* [Set problem 1] Reproduce the entries from their first line through the line containing "legend-label: Höchsttemperatur xyxy=(571,50,696,66)", inclusive.

* [Selected extract]
━━━━━━━━━━━━━━━━
In reading Scott’s blog on the definition of marriage, I was struck anew that its redefinition has already happened. As the thinking in the West has shifted from the Biblical worldview that helped to shape Europe (and was foundational to the birth of the USA) to an Atheistic materialistic worldview, new words enter our vocabulary and old words are redefined. Scott has rightly pointed out that this “has already happened!” The atheistic ideas are working their way out in society in our laws and behavior and we are beginning to reap the consequences.
Recently in California, the citizens’ initiative Proposition 8 was passed. The purpose of this initiative was to enshrine in the California constitution what had been assumed at the writing of the constitution by virtually everyone in the state: that as public policy, marriage is between one man and one woman. We are thankful that the church in California led the way in establishing the initiative and seeing that it was passed. This is an example of how the church can engage in and help reform the culture. This kind of initiative needs to continue and expand nationally and globally.
━━━━━━━━━━━━━━━━
* [Set problem 2]
Answer each question from the passage on marriage:
(a) Whose blog on the definition of marriage prompted the writer's reflection?
(b) What citizens' initiative was recently passed in California?
(c) According to the passage, who led the way in establishing that initiative?
━━━━━━━━━━━━━━━━
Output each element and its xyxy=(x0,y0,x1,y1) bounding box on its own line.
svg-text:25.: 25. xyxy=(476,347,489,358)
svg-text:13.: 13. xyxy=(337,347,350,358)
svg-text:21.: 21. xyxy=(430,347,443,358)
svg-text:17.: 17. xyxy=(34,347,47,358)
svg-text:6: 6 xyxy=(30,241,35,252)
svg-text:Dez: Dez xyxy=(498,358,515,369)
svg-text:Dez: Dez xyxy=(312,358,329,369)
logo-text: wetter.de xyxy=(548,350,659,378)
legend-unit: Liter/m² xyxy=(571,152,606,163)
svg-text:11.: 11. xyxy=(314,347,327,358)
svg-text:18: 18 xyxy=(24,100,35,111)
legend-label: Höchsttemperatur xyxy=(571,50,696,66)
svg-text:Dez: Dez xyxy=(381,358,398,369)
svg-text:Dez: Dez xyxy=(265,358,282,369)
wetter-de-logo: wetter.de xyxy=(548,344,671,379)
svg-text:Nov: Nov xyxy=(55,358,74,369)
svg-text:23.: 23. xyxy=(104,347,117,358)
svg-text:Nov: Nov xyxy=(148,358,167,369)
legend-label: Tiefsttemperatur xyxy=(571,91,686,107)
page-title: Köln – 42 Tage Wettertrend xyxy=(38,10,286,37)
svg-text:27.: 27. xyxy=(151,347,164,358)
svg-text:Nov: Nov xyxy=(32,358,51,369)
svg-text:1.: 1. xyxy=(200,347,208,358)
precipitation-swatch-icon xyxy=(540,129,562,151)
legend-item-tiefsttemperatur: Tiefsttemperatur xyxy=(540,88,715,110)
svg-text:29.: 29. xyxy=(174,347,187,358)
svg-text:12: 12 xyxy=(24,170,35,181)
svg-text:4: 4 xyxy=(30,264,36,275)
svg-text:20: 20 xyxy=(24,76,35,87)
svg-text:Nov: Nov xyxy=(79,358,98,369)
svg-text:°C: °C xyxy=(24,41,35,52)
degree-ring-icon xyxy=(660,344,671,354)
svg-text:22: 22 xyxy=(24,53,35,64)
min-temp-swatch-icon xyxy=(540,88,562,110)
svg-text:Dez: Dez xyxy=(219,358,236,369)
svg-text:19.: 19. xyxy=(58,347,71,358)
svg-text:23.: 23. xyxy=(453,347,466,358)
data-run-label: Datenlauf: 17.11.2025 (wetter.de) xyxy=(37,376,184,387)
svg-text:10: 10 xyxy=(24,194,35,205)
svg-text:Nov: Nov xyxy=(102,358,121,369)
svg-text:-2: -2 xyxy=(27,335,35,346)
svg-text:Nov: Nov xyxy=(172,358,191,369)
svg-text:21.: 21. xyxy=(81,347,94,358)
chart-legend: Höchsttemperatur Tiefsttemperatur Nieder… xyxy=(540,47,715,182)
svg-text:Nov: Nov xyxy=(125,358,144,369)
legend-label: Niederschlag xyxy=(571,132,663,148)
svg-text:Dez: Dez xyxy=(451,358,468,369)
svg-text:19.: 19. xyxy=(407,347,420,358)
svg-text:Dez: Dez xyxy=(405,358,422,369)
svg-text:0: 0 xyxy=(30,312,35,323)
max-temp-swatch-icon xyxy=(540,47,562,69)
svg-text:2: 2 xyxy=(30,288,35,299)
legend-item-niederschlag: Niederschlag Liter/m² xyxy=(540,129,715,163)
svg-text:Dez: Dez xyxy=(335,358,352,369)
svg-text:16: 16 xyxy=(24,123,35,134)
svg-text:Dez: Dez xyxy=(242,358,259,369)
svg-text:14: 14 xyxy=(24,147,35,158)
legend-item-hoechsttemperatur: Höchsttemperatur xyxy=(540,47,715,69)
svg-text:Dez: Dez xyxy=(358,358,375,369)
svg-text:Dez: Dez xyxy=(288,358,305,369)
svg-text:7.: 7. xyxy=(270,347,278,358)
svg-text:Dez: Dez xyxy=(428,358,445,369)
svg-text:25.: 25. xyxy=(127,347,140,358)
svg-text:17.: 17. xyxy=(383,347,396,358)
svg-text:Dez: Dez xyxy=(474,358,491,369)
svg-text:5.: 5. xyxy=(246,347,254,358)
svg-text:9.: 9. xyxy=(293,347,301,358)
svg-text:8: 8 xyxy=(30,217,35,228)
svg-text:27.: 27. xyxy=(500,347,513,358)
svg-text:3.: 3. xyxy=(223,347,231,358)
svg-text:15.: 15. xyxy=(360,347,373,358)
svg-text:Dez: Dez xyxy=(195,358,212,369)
━━━━━━━━━━━━━━━━
* [Correct result 1]
Output each element and its xyxy=(x0,y0,x1,y1) bounding box on its own line.
svg-text:25.: 25. xyxy=(476,347,489,358)
svg-text:13.: 13. xyxy=(337,347,350,358)
svg-text:21.: 21. xyxy=(430,347,443,358)
svg-text:17.: 17. xyxy=(34,347,47,358)
svg-text:6: 6 xyxy=(30,241,35,252)
svg-text:Dez: Dez xyxy=(498,358,515,369)
svg-text:Dez: Dez xyxy=(312,358,329,369)
logo-text: wetter.de xyxy=(548,350,659,378)
legend-unit: Liter/m² xyxy=(571,152,606,163)
svg-text:11.: 11. xyxy=(314,347,327,358)
svg-text:18: 18 xyxy=(24,100,35,111)
legend-label: Höchsttemperatur xyxy=(571,50,696,66)

* [Correct result 2]
(a) Scott's
(b) Proposition 8
(c) The church in California